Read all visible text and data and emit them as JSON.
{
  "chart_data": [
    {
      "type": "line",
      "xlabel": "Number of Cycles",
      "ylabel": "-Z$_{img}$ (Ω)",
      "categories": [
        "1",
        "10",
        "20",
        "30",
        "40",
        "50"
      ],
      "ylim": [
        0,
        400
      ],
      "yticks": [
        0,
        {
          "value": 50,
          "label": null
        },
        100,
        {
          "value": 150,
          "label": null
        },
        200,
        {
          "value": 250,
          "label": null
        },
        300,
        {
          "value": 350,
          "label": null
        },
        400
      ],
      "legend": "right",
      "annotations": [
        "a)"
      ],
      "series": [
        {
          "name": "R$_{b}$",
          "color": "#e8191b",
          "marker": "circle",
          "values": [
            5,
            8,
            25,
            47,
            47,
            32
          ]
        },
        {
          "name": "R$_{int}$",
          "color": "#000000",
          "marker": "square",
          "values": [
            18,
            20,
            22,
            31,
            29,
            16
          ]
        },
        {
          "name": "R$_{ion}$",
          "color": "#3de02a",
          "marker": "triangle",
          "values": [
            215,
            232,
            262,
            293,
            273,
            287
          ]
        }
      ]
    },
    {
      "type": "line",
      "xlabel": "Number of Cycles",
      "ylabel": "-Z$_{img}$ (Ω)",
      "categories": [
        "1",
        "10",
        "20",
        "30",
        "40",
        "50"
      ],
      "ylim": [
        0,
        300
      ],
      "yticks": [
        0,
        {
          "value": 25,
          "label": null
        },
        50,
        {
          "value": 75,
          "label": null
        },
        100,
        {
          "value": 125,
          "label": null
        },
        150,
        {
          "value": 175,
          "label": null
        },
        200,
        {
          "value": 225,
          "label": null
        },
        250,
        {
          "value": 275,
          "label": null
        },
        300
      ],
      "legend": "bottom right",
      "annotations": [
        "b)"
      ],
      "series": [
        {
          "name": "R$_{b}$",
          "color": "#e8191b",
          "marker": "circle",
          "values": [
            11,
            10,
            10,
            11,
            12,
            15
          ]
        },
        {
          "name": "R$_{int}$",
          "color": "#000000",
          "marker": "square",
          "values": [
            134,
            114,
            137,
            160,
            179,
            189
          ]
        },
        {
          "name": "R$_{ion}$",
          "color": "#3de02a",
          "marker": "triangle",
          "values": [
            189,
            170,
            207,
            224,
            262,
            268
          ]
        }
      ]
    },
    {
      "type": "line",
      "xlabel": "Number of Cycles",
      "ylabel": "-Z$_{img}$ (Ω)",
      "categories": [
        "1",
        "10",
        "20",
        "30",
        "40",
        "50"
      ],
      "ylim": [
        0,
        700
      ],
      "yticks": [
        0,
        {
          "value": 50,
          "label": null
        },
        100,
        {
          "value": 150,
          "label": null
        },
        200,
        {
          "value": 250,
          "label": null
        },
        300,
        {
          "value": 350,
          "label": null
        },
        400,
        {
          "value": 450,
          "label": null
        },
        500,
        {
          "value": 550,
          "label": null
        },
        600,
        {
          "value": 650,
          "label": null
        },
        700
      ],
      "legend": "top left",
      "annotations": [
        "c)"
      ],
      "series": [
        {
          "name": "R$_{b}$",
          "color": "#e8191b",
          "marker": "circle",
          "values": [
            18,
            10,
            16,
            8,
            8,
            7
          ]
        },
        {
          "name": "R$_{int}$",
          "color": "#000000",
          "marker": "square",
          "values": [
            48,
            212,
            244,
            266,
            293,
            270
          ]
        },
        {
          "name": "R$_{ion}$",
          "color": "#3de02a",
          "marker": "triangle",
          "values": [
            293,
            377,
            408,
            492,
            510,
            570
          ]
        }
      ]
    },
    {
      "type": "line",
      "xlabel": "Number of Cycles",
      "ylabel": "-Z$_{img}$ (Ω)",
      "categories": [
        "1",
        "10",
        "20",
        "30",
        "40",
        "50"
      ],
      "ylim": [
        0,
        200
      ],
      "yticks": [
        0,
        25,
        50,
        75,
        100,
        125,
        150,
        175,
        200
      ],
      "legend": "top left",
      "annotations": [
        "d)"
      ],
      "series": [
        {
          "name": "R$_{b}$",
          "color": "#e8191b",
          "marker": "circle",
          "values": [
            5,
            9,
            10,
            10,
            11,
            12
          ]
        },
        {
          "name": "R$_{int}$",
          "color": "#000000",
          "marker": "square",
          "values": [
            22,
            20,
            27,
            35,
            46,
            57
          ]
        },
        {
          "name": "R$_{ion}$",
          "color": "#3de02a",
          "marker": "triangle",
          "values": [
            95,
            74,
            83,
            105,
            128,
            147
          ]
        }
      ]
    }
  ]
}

###

◆ Stated task
Copy every line of the data that holds the string "legend".

◆ Exercise solution
      "legend": "right",
      "legend": "bottom right",
      "legend": "top left",
      "legend": "top left",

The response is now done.